§ **Records provided**

begin

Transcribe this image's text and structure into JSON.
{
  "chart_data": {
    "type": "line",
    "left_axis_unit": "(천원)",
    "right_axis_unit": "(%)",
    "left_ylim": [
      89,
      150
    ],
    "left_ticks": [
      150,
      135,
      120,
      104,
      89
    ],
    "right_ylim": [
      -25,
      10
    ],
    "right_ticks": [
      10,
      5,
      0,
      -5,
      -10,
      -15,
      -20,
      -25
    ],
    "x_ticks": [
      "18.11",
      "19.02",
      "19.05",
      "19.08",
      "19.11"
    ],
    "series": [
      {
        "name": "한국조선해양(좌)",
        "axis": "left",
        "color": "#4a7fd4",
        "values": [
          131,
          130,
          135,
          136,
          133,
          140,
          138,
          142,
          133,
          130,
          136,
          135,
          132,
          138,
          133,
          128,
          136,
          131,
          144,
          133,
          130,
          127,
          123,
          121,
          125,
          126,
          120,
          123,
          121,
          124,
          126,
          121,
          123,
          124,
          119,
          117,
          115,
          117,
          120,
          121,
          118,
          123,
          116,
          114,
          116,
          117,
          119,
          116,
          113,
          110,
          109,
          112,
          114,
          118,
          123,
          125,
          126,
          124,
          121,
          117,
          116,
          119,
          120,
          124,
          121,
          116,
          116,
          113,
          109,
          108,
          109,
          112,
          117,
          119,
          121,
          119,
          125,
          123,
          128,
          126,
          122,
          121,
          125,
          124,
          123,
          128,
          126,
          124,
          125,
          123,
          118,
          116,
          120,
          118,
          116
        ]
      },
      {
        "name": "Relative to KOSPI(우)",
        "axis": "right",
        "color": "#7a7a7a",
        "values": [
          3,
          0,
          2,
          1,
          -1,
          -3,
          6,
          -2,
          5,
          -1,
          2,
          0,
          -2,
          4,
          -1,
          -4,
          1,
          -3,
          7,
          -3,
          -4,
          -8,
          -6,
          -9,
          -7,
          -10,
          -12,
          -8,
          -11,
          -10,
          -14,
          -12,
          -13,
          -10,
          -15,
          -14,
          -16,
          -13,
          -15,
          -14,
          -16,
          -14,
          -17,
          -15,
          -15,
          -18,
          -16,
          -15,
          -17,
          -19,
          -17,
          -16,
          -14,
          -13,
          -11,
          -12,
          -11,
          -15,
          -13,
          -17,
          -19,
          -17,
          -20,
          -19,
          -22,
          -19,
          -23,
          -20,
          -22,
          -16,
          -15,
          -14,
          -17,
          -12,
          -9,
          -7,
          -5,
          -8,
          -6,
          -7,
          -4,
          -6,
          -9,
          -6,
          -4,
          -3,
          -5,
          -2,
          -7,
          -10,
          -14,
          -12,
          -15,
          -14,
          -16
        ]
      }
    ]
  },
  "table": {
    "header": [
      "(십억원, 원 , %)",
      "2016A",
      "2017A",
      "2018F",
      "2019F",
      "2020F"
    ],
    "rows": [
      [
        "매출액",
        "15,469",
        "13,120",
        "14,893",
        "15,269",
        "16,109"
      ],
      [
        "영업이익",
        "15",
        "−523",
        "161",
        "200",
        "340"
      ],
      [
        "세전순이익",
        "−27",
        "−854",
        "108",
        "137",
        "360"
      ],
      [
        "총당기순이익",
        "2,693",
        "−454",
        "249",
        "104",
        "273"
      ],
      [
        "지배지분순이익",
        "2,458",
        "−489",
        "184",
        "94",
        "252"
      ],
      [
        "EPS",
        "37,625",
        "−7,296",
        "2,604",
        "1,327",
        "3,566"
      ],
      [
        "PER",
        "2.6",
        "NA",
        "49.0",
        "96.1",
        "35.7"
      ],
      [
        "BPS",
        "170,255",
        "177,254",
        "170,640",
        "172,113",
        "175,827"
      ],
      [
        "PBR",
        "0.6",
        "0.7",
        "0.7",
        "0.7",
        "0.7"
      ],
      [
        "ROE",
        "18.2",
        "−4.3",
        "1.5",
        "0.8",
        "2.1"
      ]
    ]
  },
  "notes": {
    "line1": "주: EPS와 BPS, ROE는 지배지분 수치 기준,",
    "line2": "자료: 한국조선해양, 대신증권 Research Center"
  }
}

end

§ **Given task**
Restate each record exactly as written.

§ **Final answer**
Transcribe this image's text and structure into JSON.
{
  "chart_data": {
    "type": "line",
    "left_axis_unit": "(천원)",
    "right_axis_unit": "(%)",
    "left_ylim": [
      89,
      150
    ],
    "left_ticks": [
      150,
      135,
      120,
      104,
      89
    ],
    "right_ylim": [
      -25,
      10
    ],
    "right_ticks": [
      10,
      5,
      0,
      -5,
      -10,
      -15,
      -20,
      -25
    ],
    "x_ticks": [
      "18.11",
      "19.02",
      "19.05",
      "19.08",
      "19.11"
    ],
    "series": [
      {
        "name": "한국조선해양(좌)",
        "axis": "left",
        "color": "#4a7fd4",
        "values": [
          131,
          130,
          135,
          136,
          133,
          140,
          138,
          142,
          133,
          130,
          136,
          135,
          132,
          138,
          133,
          128,
          136,
          131,
          144,
          133,
          130,
          127,
          123,
          121,
          125,
          126,
          120,
          123,
          121,
          124,
          126,
          121,
          123,
          124,
          119,
          117,
          115,
          117,
          120,
          121,
          118,
          123,
          116,
          114,
          116,
          117,
          119,
          116,
          113,
          110,
          109,
          112,
          114,
          118,
          123,
          125,
          126,
          124,
          121,
          117,
          116,
          119,
          120,
          124,
          121,
          116,
          116,
          113,
          109,
          108,
          109,
          112,
          117,
          119,
          121,
          119,
          125,
          123,
          128,
          126,
          122,
          121,
          125,
          124,
          123,
          128,
          126,
          124,
          125,
          123,
          118,
          116,
          120,
          118,
          116
        ]
      },
      {
        "name": "Relative to KOSPI(우)",
        "axis": "right",
        "color": "#7a7a7a",
        "values": [
          3,
          0,
          2,
          1,
          -1,
          -3,
          6,
          -2,
          5,
          -1,
          2,
          0,
          -2,
          4,
          -1,
          -4,
          1,
          -3,
          7,
          -3,
          -4,
          -8,
          -6,
          -9,
          -7,
          -10,
          -12,
          -8,
          -11,
          -10,
          -14,
          -12,
          -13,
          -10,
          -15,
          -14,
          -16,
          -13,
          -15,
          -14,
          -16,
          -14,
          -17,
          -15,
          -15,
          -18,
          -16,
          -15,
          -17,
          -19,
          -17,
          -16,
          -14,
          -13,
          -11,
          -12,
          -11,
          -15,
          -13,
          -17,
          -19,
          -17,
          -20,
          -19,
          -22,
          -19,
          -23,
          -20,
          -22,
          -16,
          -15,
          -14,
          -17,
          -12,
          -9,
          -7,
          -5,
          -8,
          -6,
          -7,
          -4,
          -6,
          -9,
          -6,
          -4,
          -3,
          -5,
          -2,
          -7,
          -10,
          -14,
          -12,
          -15,
          -14,
          -16
        ]
      }
    ]
  },
  "table": {
    "header": [
      "(십억원, 원 , %)",
      "2016A",
      "2017A",
      "2018F",
      "2019F",
      "2020F"
    ],
    "rows": [
      [
        "매출액",
        "15,469",
        "13,120",
        "14,893",
        "15,269",
        "16,109"
      ],
      [
        "영업이익",
        "15",
        "−523",
        "161",
        "200",
        "340"
      ],
      [
        "세전순이익",
        "−27",
        "−854",
        "108",
        "137",
        "360"
      ],
      [
        "총당기순이익",
        "2,693",
        "−454",
        "249",
        "104",
        "273"
      ],
      [
        "지배지분순이익",
        "2,458",
        "−489",
        "184",
        "94",
        "252"
      ],
      [
        "EPS",
        "37,625",
        "−7,296",
        "2,604",
        "1,327",
        "3,566"
      ],
      [
        "PER",
        "2.6",
        "NA",
        "49.0",
        "96.1",
        "35.7"
      ],
      [
        "BPS",
        "170,255",
        "177,254",
        "170,640",
        "172,113",
        "175,827"
      ],
      [
        "PBR",
        "0.6",
        "0.7",
        "0.7",
        "0.7",
        "0.7"
      ],
      [
        "ROE",
        "18.2",
        "−4.3",
        "1.5",
        "0.8",
        "2.1"
      ]
    ]
  },
  "notes": {
    "line1": "주: EPS와 BPS, ROE는 지배지분 수치 기준,",
    "line2": "자료: 한국조선해양, 대신증권 Research Center"
  }
}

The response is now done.